Write out each line that follows exactly as it stands, without the pictures.

Given data ::

....

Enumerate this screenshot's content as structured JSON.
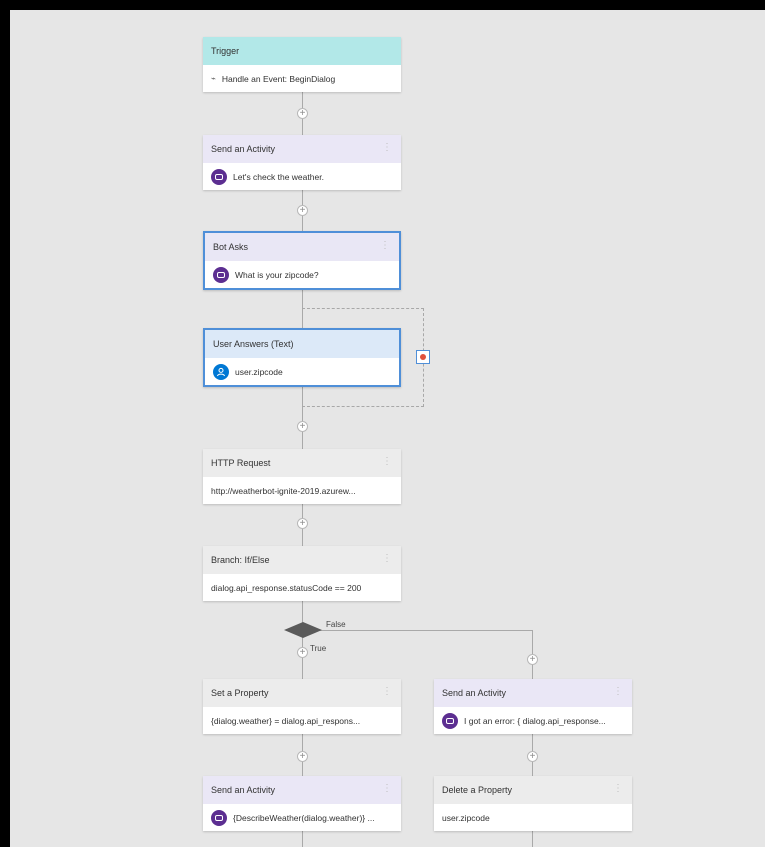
{
  "trigger": {
    "header": "Trigger",
    "body": "Handle an Event: BeginDialog",
    "icon": "event-icon"
  },
  "send_activity_1": {
    "header": "Send an Activity",
    "body": "Let's check the weather."
  },
  "bot_asks": {
    "header": "Bot Asks",
    "body": "What is your zipcode?"
  },
  "user_answers": {
    "header": "User Answers (Text)",
    "body": "user.zipcode"
  },
  "http_request": {
    "header": "HTTP Request",
    "body": "http://weatherbot-ignite-2019.azurew..."
  },
  "branch": {
    "header": "Branch: If/Else",
    "body": "dialog.api_response.statusCode == 200"
  },
  "branch_labels": {
    "true": "True",
    "false": "False"
  },
  "set_property": {
    "header": "Set a Property",
    "body": "{dialog.weather} = dialog.api_respons..."
  },
  "send_activity_2": {
    "header": "Send an Activity",
    "body": "{DescribeWeather(dialog.weather)} ..."
  },
  "send_activity_error": {
    "header": "Send an Activity",
    "body": "I got an error: { dialog.api_response..."
  },
  "delete_property": {
    "header": "Delete a Property",
    "body": "user.zipcode"
  },
  "more_glyph": "⋮",
  "plus_glyph": "+",
  "colors": {
    "canvas": "#e6e6e6",
    "trigger": "#b2e8e8",
    "selected_border": "#4f8fd8",
    "bot_icon": "#5c2e91",
    "user_icon": "#0078d4",
    "error_dot": "#e0503b"
  }
}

....

Complete output ::
Enumerate this screenshot's content as structured JSON.
{
  "trigger": {
    "header": "Trigger",
    "body": "Handle an Event: BeginDialog",
    "icon": "event-icon"
  },
  "send_activity_1": {
    "header": "Send an Activity",
    "body": "Let's check the weather."
  },
  "bot_asks": {
    "header": "Bot Asks",
    "body": "What is your zipcode?"
  },
  "user_answers": {
    "header": "User Answers (Text)",
    "body": "user.zipcode"
  },
  "http_request": {
    "header": "HTTP Request",
    "body": "http://weatherbot-ignite-2019.azurew..."
  },
  "branch": {
    "header": "Branch: If/Else",
    "body": "dialog.api_response.statusCode == 200"
  },
  "branch_labels": {
    "true": "True",
    "false": "False"
  },
  "set_property": {
    "header": "Set a Property",
    "body": "{dialog.weather} = dialog.api_respons..."
  },
  "send_activity_2": {
    "header": "Send an Activity",
    "body": "{DescribeWeather(dialog.weather)} ..."
  },
  "send_activity_error": {
    "header": "Send an Activity",
    "body": "I got an error: { dialog.api_response..."
  },
  "delete_property": {
    "header": "Delete a Property",
    "body": "user.zipcode"
  },
  "more_glyph": "⋮",
  "plus_glyph": "+",
  "colors": {
    "canvas": "#e6e6e6",
    "trigger": "#b2e8e8",
    "selected_border": "#4f8fd8",
    "bot_icon": "#5c2e91",
    "user_icon": "#0078d4",
    "error_dot": "#e0503b"
  }
}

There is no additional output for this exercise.